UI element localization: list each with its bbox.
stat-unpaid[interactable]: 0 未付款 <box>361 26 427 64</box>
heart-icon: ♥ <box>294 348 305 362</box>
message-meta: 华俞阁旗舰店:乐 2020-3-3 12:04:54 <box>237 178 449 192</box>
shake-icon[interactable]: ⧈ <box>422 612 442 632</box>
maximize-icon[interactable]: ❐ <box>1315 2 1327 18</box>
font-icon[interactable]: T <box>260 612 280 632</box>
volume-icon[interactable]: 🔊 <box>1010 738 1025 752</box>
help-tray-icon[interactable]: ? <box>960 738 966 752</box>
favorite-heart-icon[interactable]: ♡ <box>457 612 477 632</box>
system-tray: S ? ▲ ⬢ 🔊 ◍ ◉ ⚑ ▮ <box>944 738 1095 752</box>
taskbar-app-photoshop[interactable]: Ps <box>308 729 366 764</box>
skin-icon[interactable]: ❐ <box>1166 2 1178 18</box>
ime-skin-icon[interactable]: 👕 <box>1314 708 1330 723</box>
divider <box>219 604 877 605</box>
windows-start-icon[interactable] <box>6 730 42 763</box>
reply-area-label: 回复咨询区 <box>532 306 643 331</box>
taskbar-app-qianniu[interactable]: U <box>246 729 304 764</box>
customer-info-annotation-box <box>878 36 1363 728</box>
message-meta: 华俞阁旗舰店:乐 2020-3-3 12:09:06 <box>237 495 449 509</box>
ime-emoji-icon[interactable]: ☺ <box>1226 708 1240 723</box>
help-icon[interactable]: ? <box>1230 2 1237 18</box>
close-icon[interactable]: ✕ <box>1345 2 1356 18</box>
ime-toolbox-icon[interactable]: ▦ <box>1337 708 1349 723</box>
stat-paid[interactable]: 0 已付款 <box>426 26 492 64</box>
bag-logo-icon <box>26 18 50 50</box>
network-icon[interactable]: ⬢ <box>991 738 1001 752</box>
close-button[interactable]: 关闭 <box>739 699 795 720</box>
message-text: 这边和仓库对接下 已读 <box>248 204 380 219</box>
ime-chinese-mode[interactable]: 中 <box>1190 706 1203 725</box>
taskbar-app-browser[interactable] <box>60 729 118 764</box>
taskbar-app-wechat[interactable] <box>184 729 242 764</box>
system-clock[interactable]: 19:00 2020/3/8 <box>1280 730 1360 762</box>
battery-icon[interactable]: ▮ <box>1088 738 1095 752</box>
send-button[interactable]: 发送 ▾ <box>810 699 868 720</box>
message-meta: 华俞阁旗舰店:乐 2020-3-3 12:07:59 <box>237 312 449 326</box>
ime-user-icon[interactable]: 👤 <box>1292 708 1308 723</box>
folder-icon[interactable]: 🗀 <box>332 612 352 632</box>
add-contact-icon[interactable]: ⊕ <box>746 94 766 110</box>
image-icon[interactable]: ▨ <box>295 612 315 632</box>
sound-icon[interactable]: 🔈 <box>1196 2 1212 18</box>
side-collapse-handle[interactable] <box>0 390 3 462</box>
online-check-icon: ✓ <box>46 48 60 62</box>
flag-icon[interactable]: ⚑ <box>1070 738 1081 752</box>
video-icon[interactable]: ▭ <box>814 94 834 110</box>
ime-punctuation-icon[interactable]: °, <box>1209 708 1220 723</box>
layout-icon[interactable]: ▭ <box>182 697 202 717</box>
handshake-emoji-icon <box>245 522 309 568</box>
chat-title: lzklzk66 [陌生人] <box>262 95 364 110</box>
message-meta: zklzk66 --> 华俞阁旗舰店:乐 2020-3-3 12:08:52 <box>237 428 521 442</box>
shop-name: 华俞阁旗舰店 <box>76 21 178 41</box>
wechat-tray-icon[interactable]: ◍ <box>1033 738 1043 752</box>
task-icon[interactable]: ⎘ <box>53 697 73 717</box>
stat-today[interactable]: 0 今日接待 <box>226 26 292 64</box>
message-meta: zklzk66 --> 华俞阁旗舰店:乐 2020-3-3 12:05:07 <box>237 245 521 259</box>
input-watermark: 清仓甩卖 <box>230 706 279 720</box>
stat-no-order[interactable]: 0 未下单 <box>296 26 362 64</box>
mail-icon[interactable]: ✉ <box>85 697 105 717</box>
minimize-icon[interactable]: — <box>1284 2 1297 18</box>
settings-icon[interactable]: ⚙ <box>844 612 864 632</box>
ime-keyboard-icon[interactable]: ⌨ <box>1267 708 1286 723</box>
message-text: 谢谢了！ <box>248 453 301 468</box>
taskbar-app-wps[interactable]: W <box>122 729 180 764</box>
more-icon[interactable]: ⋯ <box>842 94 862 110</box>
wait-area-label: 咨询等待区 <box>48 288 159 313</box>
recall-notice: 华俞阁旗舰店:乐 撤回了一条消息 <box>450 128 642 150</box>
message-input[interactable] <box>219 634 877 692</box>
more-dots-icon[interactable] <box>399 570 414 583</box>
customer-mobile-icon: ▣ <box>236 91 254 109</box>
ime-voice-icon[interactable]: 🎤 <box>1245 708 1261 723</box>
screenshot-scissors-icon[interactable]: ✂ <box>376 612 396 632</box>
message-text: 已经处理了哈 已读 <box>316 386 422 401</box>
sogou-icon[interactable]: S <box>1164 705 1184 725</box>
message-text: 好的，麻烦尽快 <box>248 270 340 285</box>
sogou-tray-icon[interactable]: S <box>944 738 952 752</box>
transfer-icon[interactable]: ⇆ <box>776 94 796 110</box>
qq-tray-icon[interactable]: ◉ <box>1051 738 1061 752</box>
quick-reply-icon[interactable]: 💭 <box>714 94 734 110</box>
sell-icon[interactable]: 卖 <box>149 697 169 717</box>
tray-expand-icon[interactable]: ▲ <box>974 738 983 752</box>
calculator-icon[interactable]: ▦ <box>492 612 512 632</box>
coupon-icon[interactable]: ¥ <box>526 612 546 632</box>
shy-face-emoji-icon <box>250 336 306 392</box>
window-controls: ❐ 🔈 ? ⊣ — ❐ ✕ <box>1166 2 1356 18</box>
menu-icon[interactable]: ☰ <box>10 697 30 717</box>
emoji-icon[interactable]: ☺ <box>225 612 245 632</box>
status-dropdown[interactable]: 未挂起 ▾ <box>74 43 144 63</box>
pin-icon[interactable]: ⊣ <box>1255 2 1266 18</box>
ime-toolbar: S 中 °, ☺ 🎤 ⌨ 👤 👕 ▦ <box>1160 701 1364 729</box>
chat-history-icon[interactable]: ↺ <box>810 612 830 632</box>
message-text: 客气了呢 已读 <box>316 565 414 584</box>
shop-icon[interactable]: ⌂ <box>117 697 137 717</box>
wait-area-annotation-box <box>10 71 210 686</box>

Task objective: Reproduce the records from the start through the line containing "maximize-icon[interactable]: ❐ <box>1315", substituting "bounding box" for "bbox" and leaving everything else unchanged. Give only those lines.

Final result:
UI element localization: list each with its bounding box.
stat-unpaid[interactable]: 0 未付款 <box>361 26 427 64</box>
heart-icon: ♥ <box>294 348 305 362</box>
message-meta: 华俞阁旗舰店:乐 2020-3-3 12:04:54 <box>237 178 449 192</box>
shake-icon[interactable]: ⧈ <box>422 612 442 632</box>
maximize-icon[interactable]: ❐ <box>1315 2 1327 18</box>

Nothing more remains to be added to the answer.